# Problem statement
Select each line where the word "双炒双尾炒炉" appears.

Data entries

* Begin *

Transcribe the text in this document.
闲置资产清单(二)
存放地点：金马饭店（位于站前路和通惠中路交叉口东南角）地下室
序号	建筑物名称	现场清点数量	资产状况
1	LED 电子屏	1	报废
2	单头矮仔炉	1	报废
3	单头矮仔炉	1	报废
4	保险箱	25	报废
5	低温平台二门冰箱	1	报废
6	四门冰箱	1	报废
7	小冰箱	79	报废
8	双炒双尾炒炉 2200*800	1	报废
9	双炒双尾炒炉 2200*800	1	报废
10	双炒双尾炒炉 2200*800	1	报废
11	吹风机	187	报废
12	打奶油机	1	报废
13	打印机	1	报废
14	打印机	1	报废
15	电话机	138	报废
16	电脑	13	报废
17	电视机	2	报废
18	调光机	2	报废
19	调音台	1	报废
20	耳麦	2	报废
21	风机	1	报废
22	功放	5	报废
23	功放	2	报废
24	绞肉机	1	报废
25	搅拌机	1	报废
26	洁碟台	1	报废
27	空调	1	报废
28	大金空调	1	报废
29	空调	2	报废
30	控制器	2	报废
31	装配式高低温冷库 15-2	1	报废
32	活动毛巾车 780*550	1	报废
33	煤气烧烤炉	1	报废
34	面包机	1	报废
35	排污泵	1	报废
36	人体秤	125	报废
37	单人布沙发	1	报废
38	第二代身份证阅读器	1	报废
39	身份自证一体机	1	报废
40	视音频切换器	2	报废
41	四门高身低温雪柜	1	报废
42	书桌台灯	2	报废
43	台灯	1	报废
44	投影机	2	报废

* End *

# Output of the task
8	双炒双尾炒炉 2200*800	1	报废
9	双炒双尾炒炉 2200*800	1	报废
10	双炒双尾炒炉 2200*800	1	报废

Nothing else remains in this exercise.